── Extract provided

English woman missing in Cyprus turns up decades later in Arizona, and other stories

Samuel Little, considered to be one of the U.S. most prolific serial killers, has died in prison at age 80. They’re still trying to locate/identify his victims.

In Arizona/England/Cyprus: they’ve found Lee-Tracey Miley, who was reported missing by her son in 2019 but had actually been out of touch with her family since 1991. She went on a vacation to Egypt that year, then traveled to Cyprus (an island nation in the Mediterranean) and never returned. Ms. Miley was located safe in Arizona. She claims she was injured in a car wreck in Cyprus and developed amnesia, and had no recollection of her previous life in Bournemouth, England.

In California: the recent arrest in Michaela Garecht‘s case has given hope for answers to the family of Amanda Nicole Eileen “Nikki” Campbell, a four-year-old girl who disappeared from Fairfield on December 27, 1991. The video clip in this link includes a color photo of Nikki which I had not seen elsewhere, and have added to her casefile.

In Florida: Steve Calkins, a former sheriff’s deputy, has been found not civilly liable for anything in the 2004 disappearance and presumed death of Terrance Deon Williams from Naples. It’s a very peculiar case. Williams’s family had filed a wrongful death suit against Calkins, who is the last person known to have seen Williams and was also the last person known to have seen another missing man, Felipe Santos, who had gone missing under nearly identical circumstances the previous year. The case had been forced into binding arbitration due to an error by the plaintiffs’ attorney, and the arbitrator ruled they had no case against Calkins.

In Iowa: it’s been nearly six months since ten-year-old Breasia Terrell disappeared from Davenport, and here’s a timeline of her case.

In Massachusetts: they’re still looking for Lisa Therisa Hazard, a 29-year-old woman who disappeared from New Bedford in March 2019. She had a drug problem and told her son’s father she was going to check into a rehab center in Fall River, but it’s unclear whether she even ever left New Bedford.

In Missouri: this article honors Marianne Asher-Chapman, who founded Missouri Missing, a nonprofit organization that helps families of people missing in Missouri and publicizes their cases. Asher-Chapman’s daughter, Michelle Angela “Angie” Yarnell, disappeared from Ivy Bend in 2003.

────

### Complete the following
1. Update the entries from the line with "panel-label: (a) xyxy=(2,7,19,23)" up to and including the line with "plot-frame xyxy=(67,267,533,428)", changing "annotation" to "callout" and leaving all else as it is. Return only those lines.
2. Write what comes next in the missing-persons news roundup, starting after its final sentence.
The missing-persons news roundup and the entries after it come from unrelated sources.

── Material provided

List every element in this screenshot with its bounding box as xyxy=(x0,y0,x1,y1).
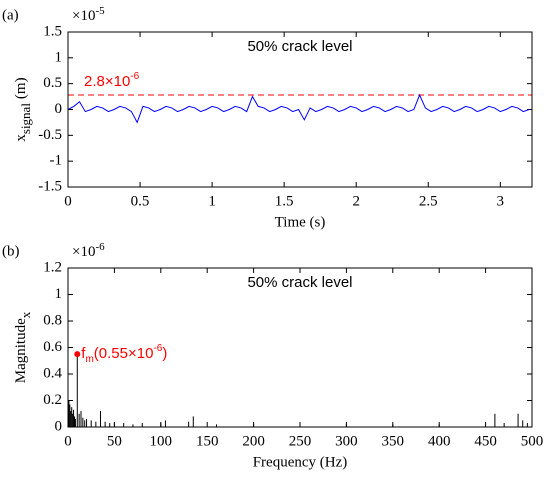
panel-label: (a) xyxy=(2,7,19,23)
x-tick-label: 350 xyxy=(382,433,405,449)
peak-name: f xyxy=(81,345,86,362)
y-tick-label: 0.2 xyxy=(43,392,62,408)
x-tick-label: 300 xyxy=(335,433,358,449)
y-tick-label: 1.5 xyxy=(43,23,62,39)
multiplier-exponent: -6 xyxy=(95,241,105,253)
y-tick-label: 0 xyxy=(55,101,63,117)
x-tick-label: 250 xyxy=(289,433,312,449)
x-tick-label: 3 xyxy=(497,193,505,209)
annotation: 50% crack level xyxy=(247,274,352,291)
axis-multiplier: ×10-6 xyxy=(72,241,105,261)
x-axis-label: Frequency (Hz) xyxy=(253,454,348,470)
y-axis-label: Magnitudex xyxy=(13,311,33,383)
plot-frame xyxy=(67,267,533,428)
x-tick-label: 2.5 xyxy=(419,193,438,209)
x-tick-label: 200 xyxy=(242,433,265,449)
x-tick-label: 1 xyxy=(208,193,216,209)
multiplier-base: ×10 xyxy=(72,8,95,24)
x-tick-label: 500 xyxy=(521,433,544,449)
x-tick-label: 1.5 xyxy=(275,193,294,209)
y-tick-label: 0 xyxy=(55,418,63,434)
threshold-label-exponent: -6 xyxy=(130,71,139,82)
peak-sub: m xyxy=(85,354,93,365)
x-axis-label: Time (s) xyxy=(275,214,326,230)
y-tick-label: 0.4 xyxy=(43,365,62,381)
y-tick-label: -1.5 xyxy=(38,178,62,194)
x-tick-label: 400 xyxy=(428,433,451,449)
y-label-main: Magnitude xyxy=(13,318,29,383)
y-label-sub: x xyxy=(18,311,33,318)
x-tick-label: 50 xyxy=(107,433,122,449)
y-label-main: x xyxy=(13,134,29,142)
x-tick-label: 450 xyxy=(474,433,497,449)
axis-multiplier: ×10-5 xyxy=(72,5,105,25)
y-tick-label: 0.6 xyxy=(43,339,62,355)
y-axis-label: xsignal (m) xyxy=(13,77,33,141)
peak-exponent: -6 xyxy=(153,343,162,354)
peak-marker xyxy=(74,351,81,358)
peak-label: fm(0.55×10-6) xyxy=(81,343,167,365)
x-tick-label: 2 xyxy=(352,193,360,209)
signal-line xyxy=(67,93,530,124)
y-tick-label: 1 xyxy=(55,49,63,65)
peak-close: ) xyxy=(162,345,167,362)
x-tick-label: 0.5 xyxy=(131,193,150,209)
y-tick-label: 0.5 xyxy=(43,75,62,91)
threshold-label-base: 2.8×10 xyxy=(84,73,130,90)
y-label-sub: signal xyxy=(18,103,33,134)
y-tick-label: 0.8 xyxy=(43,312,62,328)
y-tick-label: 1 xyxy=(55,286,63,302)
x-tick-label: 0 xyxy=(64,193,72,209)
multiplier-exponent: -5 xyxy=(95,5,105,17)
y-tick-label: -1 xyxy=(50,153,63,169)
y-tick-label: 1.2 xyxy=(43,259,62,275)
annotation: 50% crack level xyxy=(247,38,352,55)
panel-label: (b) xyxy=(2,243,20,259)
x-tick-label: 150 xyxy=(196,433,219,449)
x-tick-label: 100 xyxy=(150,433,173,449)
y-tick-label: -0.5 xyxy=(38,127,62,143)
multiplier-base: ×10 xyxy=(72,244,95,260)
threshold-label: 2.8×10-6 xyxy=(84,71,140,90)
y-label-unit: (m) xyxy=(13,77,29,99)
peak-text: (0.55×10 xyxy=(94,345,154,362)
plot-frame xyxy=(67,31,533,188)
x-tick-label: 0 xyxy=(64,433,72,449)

────

### Per-task outputs
1.
panel-label: (a) xyxy=(2,7,19,23)
x-tick-label: 350 xyxy=(382,433,405,449)
peak-name: f xyxy=(81,345,86,362)
y-tick-label: 0.2 xyxy=(43,392,62,408)
x-tick-label: 300 xyxy=(335,433,358,449)
y-tick-label: 1.5 xyxy=(43,23,62,39)
multiplier-exponent: -6 xyxy=(95,241,105,253)
y-tick-label: 0 xyxy=(55,101,63,117)
x-tick-label: 250 xyxy=(289,433,312,449)
x-tick-label: 3 xyxy=(497,193,505,209)
callout: 50% crack level xyxy=(247,274,352,291)
axis-multiplier: ×10-6 xyxy=(72,241,105,261)
x-axis-label: Frequency (Hz) xyxy=(253,454,348,470)
y-axis-label: Magnitudex xyxy=(13,311,33,383)
plot-frame xyxy=(67,267,533,428)

2.
Also in Missouri: they’ve found the remains of Brandon L. Wood, a 23-year-old who disappeared from Mountain Grove in 2015. Curiously, the bones turned up in an area that had been previously searched.

In Ohio: this article talks about cold missing persons cases in Ohio, particularly in Butler County. It mentions Cynthia Louise Carmack, a 15-year-old missing from Hamilton since 1987, and Ronald Henry Tammen Jr., a 19-year-old Ohio University student missing from Oxford since 1953, among others.

In Oregon: this article is about the narrowly averted NamUs defunding and how it would have affected cold cases in that country.

In Texas: Fox San Antonio has released a recording of an interview police did with Elizabeth Johnson, mother of Gabriel Scott Johnson, who disappeared on December 27, 2009 at just seven months old. Elizabeth says she gave Gabriel to another couple to raise, but police have been unable to identify these people and think the child is probably dead. She was convicted of custodial interference and unlawful imprisonment, but acquitted of kidnapping, and was released from prison in 2014.

In Wisconsin: they’ve found the remains of Benjamin D. Bodwin, a 54-year-old man who disappeared from Athelstane in 2018. His death has been ruled a suicide.

In England: the police have released video footage of Steven Clark, a 23-year-old man who disappeared from Marske-by-the-Sea, Cleveland in 1992 and is presumed murdered. His parents were recently arrested and questioned, then released. They deny any involvement in their son’s presumed death and called the idea “absolutely ludicrous.”

In Russia: they’re still looking for Ayana Vinokurova and Alina Ivanova, two three-year-old girls who disappeared from Alina’s grandfather’s yard in a remote village called Sinsk in the far eastern part of the country back in 2013.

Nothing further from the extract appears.